# What you will do:
Substitute "line-selector" for "row-selector" in the rows from the line with "Find all labels, buttons, inputs, and" to the line with "tab-cmap-label: C-MAP <box>483", and reproduce only those lines with everything else unchanged.

Element region listings:
--- --- ---

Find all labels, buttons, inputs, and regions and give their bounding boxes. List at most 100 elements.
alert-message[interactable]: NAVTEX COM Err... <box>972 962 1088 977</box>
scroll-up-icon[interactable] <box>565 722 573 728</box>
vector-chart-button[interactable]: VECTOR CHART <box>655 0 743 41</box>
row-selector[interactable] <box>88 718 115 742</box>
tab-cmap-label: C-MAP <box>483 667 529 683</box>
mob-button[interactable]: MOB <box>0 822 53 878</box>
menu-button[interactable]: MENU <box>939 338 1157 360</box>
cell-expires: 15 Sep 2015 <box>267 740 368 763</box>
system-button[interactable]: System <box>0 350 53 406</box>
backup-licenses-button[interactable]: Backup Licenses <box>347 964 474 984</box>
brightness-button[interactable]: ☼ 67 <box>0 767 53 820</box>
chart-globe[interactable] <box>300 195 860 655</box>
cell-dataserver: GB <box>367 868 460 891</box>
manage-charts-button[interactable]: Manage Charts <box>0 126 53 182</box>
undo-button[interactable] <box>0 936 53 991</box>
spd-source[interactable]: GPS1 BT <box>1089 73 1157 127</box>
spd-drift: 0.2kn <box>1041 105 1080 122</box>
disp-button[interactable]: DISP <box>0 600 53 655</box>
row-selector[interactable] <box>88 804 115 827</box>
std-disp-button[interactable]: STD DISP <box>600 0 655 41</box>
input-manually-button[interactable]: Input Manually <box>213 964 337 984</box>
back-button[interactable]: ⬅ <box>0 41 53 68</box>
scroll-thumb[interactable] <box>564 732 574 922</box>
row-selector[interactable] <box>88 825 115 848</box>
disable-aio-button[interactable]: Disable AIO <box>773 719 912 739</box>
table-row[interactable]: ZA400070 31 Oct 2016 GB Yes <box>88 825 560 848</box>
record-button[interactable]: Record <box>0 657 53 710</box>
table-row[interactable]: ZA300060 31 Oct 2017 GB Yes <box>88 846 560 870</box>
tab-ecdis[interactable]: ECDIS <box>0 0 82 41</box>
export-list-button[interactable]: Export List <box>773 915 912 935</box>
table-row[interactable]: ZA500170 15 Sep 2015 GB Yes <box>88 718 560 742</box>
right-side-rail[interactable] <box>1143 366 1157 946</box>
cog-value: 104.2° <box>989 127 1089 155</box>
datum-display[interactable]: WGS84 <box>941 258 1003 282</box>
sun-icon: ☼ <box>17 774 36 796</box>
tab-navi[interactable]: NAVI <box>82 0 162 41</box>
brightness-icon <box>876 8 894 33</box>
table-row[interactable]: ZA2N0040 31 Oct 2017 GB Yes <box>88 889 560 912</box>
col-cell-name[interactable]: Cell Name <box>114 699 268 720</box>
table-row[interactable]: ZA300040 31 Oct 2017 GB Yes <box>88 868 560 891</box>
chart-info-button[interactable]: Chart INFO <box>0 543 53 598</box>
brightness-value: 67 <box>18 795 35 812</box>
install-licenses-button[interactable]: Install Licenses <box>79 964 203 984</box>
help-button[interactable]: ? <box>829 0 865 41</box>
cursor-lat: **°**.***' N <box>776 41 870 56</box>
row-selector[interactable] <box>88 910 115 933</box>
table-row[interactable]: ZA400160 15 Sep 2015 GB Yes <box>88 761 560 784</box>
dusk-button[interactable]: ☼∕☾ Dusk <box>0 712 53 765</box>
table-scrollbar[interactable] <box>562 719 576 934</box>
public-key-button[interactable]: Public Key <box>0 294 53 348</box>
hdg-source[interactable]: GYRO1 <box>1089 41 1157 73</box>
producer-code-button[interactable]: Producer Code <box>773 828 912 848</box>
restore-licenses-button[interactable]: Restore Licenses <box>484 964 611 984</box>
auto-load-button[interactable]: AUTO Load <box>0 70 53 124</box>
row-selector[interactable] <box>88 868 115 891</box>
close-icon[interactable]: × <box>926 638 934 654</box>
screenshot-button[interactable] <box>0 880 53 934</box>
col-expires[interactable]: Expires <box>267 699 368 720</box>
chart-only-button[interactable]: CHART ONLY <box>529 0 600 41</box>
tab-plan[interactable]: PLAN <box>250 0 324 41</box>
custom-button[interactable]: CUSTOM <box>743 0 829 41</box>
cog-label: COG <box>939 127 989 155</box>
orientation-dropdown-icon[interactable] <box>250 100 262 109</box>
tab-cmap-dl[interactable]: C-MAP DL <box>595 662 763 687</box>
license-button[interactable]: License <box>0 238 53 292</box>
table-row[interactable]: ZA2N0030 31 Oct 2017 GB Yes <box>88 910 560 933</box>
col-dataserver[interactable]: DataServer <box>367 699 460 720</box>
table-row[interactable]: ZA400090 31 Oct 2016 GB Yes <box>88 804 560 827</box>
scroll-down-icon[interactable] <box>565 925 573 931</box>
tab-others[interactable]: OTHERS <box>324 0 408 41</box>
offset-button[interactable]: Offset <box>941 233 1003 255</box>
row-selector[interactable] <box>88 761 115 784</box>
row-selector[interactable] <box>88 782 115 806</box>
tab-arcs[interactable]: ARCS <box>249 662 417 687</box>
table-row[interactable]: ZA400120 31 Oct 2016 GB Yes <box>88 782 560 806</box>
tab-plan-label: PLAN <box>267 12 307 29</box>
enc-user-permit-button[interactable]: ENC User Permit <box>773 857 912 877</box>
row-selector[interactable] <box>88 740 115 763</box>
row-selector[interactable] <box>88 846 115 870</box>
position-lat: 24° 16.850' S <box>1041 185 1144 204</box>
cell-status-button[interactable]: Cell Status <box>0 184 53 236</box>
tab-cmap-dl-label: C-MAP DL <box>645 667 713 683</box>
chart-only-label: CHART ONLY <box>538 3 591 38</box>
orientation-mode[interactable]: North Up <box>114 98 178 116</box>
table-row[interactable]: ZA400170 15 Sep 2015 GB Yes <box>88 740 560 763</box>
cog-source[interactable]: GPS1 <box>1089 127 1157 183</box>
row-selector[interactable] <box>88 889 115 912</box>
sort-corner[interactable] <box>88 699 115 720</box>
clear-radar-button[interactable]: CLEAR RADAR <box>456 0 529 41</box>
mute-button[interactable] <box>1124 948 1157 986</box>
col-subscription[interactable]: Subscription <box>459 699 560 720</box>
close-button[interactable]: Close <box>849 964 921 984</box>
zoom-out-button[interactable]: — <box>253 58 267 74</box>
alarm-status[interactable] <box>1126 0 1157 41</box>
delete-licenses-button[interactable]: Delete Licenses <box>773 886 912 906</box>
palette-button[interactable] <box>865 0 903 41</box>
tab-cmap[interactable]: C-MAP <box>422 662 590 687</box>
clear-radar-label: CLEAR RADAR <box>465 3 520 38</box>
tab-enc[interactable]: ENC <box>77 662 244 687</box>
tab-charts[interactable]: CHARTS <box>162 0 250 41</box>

--- --- ---

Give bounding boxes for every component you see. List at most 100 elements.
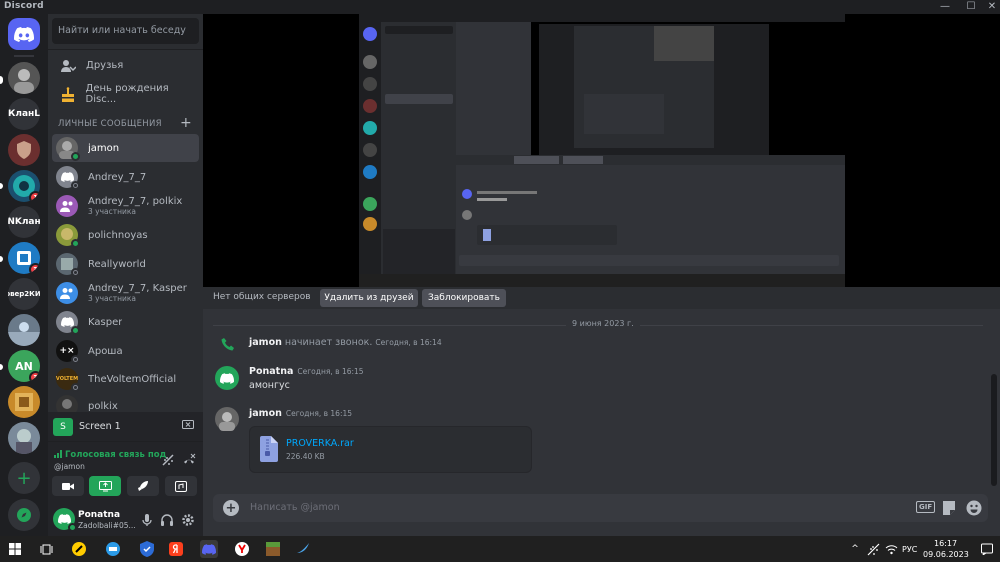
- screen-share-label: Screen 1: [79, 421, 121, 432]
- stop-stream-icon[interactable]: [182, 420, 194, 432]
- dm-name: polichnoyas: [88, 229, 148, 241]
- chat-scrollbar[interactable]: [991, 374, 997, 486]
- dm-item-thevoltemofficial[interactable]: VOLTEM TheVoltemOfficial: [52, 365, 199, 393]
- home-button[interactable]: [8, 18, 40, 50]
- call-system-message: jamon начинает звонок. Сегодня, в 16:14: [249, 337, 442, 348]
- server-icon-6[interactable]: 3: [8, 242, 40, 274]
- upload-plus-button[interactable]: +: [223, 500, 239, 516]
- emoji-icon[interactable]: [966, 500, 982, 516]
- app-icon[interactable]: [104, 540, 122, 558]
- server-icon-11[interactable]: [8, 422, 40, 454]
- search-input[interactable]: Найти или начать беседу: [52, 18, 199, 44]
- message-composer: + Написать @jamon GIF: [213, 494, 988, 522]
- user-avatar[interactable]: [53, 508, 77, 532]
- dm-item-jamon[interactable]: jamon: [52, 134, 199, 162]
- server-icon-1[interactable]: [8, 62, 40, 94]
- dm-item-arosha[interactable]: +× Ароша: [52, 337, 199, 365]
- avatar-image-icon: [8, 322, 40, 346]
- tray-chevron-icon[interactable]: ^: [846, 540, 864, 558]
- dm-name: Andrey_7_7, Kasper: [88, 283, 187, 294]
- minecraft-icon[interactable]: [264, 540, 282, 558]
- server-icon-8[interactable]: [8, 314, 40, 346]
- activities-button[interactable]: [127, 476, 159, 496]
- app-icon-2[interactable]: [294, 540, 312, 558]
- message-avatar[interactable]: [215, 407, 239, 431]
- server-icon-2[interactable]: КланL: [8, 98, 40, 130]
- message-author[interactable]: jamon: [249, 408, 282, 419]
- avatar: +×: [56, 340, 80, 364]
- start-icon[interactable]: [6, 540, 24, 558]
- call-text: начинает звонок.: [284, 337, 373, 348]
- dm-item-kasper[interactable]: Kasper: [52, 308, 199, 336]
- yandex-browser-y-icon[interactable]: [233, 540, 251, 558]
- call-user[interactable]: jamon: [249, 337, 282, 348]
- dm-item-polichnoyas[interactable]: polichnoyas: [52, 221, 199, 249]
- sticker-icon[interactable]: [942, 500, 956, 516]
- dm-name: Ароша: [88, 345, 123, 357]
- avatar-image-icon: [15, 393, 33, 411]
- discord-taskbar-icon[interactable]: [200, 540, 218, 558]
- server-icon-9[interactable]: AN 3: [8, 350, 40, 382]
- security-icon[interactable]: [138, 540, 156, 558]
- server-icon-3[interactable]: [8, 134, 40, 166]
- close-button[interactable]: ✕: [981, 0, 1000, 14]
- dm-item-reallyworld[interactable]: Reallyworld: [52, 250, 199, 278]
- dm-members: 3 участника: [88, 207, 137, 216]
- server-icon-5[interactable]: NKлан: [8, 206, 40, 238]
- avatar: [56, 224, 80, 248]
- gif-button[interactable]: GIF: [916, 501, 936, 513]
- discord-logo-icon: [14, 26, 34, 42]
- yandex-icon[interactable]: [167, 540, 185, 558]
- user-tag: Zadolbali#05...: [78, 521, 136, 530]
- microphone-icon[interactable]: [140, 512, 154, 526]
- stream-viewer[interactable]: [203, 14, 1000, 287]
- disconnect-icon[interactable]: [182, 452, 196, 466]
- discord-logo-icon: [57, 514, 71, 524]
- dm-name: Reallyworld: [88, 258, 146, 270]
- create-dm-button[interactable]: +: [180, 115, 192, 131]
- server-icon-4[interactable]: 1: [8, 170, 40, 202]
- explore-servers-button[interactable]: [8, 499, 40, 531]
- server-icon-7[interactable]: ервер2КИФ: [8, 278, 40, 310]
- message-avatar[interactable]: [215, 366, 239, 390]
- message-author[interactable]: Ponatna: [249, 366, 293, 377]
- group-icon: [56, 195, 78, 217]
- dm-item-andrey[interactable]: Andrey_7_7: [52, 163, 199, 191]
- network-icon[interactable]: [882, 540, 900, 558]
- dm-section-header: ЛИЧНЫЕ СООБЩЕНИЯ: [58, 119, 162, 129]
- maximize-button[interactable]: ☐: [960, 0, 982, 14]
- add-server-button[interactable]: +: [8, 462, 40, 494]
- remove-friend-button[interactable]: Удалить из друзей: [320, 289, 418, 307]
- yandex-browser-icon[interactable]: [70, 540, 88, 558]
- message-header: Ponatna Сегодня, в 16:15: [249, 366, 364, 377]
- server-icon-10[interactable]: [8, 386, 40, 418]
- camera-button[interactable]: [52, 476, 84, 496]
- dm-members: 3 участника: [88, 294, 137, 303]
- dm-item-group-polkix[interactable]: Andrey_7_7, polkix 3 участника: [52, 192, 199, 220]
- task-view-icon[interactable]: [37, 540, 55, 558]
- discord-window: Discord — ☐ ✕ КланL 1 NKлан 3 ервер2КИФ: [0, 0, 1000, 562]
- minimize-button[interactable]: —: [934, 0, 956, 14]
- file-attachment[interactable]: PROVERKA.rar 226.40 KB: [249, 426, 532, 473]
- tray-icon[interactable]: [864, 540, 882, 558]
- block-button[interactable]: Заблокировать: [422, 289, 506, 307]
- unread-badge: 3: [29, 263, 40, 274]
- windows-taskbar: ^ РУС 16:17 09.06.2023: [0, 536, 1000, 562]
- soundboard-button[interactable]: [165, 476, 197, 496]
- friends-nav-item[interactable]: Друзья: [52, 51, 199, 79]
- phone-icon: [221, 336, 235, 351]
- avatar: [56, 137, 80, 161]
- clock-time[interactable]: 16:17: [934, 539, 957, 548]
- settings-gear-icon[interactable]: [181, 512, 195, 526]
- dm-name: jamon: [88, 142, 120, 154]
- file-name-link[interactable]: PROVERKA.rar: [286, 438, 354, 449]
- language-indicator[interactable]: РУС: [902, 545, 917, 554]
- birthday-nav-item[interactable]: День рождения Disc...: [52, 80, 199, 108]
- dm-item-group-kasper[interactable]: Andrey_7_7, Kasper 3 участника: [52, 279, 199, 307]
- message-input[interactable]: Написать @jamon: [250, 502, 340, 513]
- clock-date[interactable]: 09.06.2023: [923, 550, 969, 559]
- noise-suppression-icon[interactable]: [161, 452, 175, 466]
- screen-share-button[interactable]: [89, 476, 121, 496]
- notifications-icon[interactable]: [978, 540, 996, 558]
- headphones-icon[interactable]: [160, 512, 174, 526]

--- --- ---

# The reply:
Find all labels, buttons, inputs, and regions and give their bounding boxes. List at most 100 elements.
alert-message[interactable]: NAVTEX COM Err... <box>972 962 1088 977</box>
scroll-up-icon[interactable] <box>565 722 573 728</box>
vector-chart-button[interactable]: VECTOR CHART <box>655 0 743 41</box>
line-selector[interactable] <box>88 718 115 742</box>
tab-cmap-label: C-MAP <box>483 667 529 683</box>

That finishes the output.